Stated goal:
Present the following entries again, word for word and in full.

Data lines:
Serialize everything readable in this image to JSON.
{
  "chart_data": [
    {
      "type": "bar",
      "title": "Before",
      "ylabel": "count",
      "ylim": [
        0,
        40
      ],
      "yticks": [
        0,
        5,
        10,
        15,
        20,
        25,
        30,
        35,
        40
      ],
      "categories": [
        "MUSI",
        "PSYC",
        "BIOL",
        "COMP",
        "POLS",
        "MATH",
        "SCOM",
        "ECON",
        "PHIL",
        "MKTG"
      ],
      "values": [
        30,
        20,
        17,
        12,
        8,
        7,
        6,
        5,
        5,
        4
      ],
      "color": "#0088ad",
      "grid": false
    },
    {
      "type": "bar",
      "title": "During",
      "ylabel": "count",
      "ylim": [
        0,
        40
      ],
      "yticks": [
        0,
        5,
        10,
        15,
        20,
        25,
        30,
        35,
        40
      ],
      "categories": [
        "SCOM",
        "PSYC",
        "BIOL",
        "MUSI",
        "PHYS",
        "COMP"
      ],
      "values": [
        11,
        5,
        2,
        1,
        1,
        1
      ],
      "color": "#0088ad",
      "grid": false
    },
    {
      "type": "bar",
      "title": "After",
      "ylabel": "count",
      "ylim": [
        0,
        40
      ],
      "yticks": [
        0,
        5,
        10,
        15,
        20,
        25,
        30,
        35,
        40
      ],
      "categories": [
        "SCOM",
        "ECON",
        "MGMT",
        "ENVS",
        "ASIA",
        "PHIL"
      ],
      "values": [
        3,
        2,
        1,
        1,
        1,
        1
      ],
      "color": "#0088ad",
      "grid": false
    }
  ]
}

Task response:
Serialize everything readable in this image to JSON.
{
  "chart_data": [
    {
      "type": "bar",
      "title": "Before",
      "ylabel": "count",
      "ylim": [
        0,
        40
      ],
      "yticks": [
        0,
        5,
        10,
        15,
        20,
        25,
        30,
        35,
        40
      ],
      "categories": [
        "MUSI",
        "PSYC",
        "BIOL",
        "COMP",
        "POLS",
        "MATH",
        "SCOM",
        "ECON",
        "PHIL",
        "MKTG"
      ],
      "values": [
        30,
        20,
        17,
        12,
        8,
        7,
        6,
        5,
        5,
        4
      ],
      "color": "#0088ad",
      "grid": false
    },
    {
      "type": "bar",
      "title": "During",
      "ylabel": "count",
      "ylim": [
        0,
        40
      ],
      "yticks": [
        0,
        5,
        10,
        15,
        20,
        25,
        30,
        35,
        40
      ],
      "categories": [
        "SCOM",
        "PSYC",
        "BIOL",
        "MUSI",
        "PHYS",
        "COMP"
      ],
      "values": [
        11,
        5,
        2,
        1,
        1,
        1
      ],
      "color": "#0088ad",
      "grid": false
    },
    {
      "type": "bar",
      "title": "After",
      "ylabel": "count",
      "ylim": [
        0,
        40
      ],
      "yticks": [
        0,
        5,
        10,
        15,
        20,
        25,
        30,
        35,
        40
      ],
      "categories": [
        "SCOM",
        "ECON",
        "MGMT",
        "ENVS",
        "ASIA",
        "PHIL"
      ],
      "values": [
        3,
        2,
        1,
        1,
        1,
        1
      ],
      "color": "#0088ad",
      "grid": false
    }
  ]
}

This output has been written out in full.